_Input_:
— BEGIN —

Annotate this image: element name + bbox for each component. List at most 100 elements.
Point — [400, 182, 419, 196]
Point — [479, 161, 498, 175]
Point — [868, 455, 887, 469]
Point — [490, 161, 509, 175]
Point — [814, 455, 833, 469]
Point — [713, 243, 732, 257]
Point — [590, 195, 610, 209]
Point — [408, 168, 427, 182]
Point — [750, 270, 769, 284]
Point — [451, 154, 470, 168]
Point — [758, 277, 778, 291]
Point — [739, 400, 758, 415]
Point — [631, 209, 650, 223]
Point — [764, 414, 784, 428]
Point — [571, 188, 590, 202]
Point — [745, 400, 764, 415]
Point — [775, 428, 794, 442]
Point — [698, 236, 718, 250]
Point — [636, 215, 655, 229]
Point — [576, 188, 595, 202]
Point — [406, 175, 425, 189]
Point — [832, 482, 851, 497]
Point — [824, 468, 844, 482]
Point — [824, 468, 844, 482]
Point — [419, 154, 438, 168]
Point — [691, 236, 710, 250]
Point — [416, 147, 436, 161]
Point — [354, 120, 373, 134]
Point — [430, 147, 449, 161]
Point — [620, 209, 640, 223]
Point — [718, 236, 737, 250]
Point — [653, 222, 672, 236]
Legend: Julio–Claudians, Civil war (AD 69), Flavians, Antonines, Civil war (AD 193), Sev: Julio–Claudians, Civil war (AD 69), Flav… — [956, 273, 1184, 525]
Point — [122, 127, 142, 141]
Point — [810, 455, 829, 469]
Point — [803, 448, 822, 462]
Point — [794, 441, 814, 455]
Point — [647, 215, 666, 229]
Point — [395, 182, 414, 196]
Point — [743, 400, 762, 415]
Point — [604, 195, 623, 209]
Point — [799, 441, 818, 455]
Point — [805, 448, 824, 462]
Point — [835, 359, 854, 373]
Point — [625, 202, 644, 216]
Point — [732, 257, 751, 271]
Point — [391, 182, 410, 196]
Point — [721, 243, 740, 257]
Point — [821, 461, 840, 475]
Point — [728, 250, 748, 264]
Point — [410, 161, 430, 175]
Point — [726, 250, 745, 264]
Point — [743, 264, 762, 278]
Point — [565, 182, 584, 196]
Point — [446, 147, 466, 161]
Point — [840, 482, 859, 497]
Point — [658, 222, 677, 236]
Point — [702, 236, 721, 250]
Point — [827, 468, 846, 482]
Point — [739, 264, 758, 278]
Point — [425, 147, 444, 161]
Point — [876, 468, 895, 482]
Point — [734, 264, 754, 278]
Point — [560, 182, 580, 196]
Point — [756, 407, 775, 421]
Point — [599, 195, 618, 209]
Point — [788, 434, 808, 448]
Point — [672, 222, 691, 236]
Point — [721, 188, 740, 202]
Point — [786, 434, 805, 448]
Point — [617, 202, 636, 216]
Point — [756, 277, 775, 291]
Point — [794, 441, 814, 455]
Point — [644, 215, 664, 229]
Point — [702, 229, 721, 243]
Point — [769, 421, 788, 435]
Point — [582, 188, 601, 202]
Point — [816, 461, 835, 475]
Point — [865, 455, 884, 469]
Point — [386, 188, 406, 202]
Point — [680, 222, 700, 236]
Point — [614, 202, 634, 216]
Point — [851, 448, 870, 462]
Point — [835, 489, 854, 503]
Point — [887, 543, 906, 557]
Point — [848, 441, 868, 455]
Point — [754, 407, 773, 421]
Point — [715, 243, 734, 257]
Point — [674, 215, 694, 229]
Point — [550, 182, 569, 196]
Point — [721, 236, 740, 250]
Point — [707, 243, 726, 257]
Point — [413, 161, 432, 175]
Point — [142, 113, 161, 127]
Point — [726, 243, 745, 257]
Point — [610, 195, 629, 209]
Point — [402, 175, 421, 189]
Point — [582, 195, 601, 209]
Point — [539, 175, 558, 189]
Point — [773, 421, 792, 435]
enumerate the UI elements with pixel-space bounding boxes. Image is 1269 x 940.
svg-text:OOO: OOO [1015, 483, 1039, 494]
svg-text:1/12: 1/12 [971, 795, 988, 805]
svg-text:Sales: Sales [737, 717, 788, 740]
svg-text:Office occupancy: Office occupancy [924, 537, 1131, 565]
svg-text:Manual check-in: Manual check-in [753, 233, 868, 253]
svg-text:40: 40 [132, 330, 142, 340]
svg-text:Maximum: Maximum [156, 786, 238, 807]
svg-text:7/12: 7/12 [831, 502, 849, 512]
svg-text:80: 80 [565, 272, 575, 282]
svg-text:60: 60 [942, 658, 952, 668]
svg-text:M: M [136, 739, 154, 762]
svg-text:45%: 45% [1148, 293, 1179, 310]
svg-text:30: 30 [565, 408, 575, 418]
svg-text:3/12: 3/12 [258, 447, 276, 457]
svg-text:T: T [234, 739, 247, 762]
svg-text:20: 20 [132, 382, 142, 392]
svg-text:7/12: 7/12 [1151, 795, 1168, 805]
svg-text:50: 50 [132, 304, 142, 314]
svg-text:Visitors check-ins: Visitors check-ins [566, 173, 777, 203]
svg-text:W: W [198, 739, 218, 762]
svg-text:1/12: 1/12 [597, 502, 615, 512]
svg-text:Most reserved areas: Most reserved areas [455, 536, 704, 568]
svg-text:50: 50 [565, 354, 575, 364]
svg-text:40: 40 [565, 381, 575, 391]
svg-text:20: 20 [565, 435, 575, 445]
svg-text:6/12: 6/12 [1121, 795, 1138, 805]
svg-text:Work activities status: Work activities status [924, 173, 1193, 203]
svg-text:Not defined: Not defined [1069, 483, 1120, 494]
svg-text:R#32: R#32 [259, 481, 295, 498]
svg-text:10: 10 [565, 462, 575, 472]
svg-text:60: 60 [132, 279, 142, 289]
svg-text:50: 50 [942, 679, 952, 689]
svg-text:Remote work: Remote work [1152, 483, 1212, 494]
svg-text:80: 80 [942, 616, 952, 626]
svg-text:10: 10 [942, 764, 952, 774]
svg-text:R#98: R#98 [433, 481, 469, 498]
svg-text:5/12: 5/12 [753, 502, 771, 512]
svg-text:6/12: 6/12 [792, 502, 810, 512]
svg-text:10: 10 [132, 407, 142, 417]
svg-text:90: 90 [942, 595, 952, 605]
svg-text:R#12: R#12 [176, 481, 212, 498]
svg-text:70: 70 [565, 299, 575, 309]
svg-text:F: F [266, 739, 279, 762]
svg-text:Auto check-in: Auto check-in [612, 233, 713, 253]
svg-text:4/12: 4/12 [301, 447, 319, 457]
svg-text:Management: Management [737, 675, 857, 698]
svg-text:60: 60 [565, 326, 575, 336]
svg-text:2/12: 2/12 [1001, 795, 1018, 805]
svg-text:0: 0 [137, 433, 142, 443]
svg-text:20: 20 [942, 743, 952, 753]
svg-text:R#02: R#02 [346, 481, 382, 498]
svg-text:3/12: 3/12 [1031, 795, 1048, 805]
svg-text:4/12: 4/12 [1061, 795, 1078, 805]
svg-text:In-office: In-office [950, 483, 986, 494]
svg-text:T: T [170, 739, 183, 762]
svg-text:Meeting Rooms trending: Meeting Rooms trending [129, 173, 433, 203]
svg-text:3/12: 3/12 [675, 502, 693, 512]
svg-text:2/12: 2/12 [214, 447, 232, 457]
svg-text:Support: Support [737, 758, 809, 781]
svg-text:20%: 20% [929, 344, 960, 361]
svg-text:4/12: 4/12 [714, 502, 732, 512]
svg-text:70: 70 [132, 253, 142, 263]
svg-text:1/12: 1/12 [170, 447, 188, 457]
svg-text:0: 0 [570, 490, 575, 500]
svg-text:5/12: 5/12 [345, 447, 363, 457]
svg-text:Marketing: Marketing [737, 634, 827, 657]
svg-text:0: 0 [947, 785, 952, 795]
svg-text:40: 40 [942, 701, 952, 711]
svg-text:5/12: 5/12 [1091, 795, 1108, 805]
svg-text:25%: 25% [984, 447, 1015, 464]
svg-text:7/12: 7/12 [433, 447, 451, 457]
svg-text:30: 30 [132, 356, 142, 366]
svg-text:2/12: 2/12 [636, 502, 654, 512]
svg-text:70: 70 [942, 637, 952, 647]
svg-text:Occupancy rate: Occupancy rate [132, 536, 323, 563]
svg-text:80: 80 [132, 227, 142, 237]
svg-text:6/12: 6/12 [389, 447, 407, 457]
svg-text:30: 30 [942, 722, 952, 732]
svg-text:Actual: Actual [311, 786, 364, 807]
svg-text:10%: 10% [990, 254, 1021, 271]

— END —

Write out everything from the start of the records down to the line containing "Point — [750, 270, 769, 284]", substituting "Marker" for every "Point" and leaving all else unchanged.

Annotate this image: element name + bbox for each component. List at most 100 elements.
Marker — [400, 182, 419, 196]
Marker — [479, 161, 498, 175]
Marker — [868, 455, 887, 469]
Marker — [490, 161, 509, 175]
Marker — [814, 455, 833, 469]
Marker — [713, 243, 732, 257]
Marker — [590, 195, 610, 209]
Marker — [408, 168, 427, 182]
Marker — [750, 270, 769, 284]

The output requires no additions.